## Task goal
The records below should be written out again, exactly.

Stored records
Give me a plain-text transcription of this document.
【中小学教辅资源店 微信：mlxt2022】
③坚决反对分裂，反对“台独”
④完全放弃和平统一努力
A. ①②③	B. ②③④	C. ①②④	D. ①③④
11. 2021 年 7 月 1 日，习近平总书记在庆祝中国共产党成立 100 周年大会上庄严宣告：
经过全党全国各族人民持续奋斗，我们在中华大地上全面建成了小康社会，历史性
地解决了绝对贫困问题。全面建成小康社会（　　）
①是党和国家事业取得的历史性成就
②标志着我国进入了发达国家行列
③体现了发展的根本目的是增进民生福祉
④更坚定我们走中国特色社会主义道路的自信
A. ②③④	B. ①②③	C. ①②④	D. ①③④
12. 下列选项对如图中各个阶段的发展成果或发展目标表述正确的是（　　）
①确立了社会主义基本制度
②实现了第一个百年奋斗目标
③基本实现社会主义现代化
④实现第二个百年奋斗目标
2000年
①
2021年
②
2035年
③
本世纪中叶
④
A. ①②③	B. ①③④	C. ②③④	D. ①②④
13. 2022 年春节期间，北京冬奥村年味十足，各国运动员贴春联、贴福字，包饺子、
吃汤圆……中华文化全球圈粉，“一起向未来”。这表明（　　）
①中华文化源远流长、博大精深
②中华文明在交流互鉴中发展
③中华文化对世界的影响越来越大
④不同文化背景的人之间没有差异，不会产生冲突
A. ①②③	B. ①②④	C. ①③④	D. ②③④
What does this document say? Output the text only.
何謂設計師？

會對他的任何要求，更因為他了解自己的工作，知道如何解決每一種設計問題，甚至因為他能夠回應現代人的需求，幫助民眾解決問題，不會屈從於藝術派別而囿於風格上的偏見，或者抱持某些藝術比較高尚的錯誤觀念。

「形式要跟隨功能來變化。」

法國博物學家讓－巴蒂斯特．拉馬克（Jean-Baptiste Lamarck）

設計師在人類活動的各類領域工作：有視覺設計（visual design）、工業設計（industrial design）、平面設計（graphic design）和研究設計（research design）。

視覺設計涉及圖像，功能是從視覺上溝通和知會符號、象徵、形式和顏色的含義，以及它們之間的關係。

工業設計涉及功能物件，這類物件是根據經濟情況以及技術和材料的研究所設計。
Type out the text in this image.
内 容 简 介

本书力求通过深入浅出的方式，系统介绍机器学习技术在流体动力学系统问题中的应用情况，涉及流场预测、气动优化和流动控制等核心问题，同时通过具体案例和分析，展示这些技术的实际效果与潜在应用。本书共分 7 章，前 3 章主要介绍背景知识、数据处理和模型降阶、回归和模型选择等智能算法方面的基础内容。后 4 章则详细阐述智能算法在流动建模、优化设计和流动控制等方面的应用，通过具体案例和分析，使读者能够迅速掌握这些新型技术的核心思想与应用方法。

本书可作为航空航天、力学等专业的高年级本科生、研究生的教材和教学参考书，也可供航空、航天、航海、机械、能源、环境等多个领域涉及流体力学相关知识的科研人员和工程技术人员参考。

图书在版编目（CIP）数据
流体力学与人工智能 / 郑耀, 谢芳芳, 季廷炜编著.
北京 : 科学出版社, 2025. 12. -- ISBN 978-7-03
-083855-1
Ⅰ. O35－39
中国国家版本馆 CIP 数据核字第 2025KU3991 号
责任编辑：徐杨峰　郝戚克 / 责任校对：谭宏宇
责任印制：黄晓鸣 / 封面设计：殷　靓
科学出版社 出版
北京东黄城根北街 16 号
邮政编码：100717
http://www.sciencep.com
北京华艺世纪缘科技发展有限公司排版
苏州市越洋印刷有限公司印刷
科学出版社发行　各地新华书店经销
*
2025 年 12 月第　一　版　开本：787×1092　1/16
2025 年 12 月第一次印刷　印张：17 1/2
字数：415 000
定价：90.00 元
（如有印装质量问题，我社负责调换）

## Expected answer
Give me a plain-text transcription of this document.
【中小学教辅资源店 微信：mlxt2022】
③坚决反对分裂，反对“台独”
④完全放弃和平统一努力
A. ①②③	B. ②③④	C. ①②④	D. ①③④
11. 2021 年 7 月 1 日，习近平总书记在庆祝中国共产党成立 100 周年大会上庄严宣告：
经过全党全国各族人民持续奋斗，我们在中华大地上全面建成了小康社会，历史性
地解决了绝对贫困问题。全面建成小康社会（　　）
①是党和国家事业取得的历史性成就
②标志着我国进入了发达国家行列
③体现了发展的根本目的是增进民生福祉
④更坚定我们走中国特色社会主义道路的自信
A. ②③④	B. ①②③	C. ①②④	D. ①③④
12. 下列选项对如图中各个阶段的发展成果或发展目标表述正确的是（　　）
①确立了社会主义基本制度
②实现了第一个百年奋斗目标
③基本实现社会主义现代化
④实现第二个百年奋斗目标
2000年
①
2021年
②
2035年
③
本世纪中叶
④
A. ①②③	B. ①③④	C. ②③④	D. ①②④
13. 2022 年春节期间，北京冬奥村年味十足，各国运动员贴春联、贴福字，包饺子、
吃汤圆……中华文化全球圈粉，“一起向未来”。这表明（　　）
①中华文化源远流长、博大精深
②中华文明在交流互鉴中发展
③中华文化对世界的影响越来越大
④不同文化背景的人之间没有差异，不会产生冲突
A. ①②③	B. ①②④	C. ①③④	D. ②③④
What does this document say? Output the text only.
何謂設計師？

會對他的任何要求，更因為他了解自己的工作，知道如何解決每一種設計問題，甚至因為他能夠回應現代人的需求，幫助民眾解決問題，不會屈從於藝術派別而囿於風格上的偏見，或者抱持某些藝術比較高尚的錯誤觀念。

「形式要跟隨功能來變化。」

法國博物學家讓－巴蒂斯特．拉馬克（Jean-Baptiste Lamarck）

設計師在人類活動的各類領域工作：有視覺設計（visual design）、工業設計（industrial design）、平面設計（graphic design）和研究設計（research design）。

視覺設計涉及圖像，功能是從視覺上溝通和知會符號、象徵、形式和顏色的含義，以及它們之間的關係。

工業設計涉及功能物件，這類物件是根據經濟情況以及技術和材料的研究所設計。
Type out the text in this image.
内 容 简 介

本书力求通过深入浅出的方式，系统介绍机器学习技术在流体动力学系统问题中的应用情况，涉及流场预测、气动优化和流动控制等核心问题，同时通过具体案例和分析，展示这些技术的实际效果与潜在应用。本书共分 7 章，前 3 章主要介绍背景知识、数据处理和模型降阶、回归和模型选择等智能算法方面的基础内容。后 4 章则详细阐述智能算法在流动建模、优化设计和流动控制等方面的应用，通过具体案例和分析，使读者能够迅速掌握这些新型技术的核心思想与应用方法。

本书可作为航空航天、力学等专业的高年级本科生、研究生的教材和教学参考书，也可供航空、航天、航海、机械、能源、环境等多个领域涉及流体力学相关知识的科研人员和工程技术人员参考。

图书在版编目（CIP）数据
流体力学与人工智能 / 郑耀, 谢芳芳, 季廷炜编著.
北京 : 科学出版社, 2025. 12. -- ISBN 978-7-03
-083855-1
Ⅰ. O35－39
中国国家版本馆 CIP 数据核字第 2025KU3991 号
责任编辑：徐杨峰　郝戚克 / 责任校对：谭宏宇
责任印制：黄晓鸣 / 封面设计：殷　靓
科学出版社 出版
北京东黄城根北街 16 号
邮政编码：100717
http://www.sciencep.com
北京华艺世纪缘科技发展有限公司排版
苏州市越洋印刷有限公司印刷
科学出版社发行　各地新华书店经销
*
2025 年 12 月第　一　版　开本：787×1092　1/16
2025 年 12 月第一次印刷　印张：17 1/2
字数：415 000
定价：90.00 元
（如有印装质量问题，我社负责调换）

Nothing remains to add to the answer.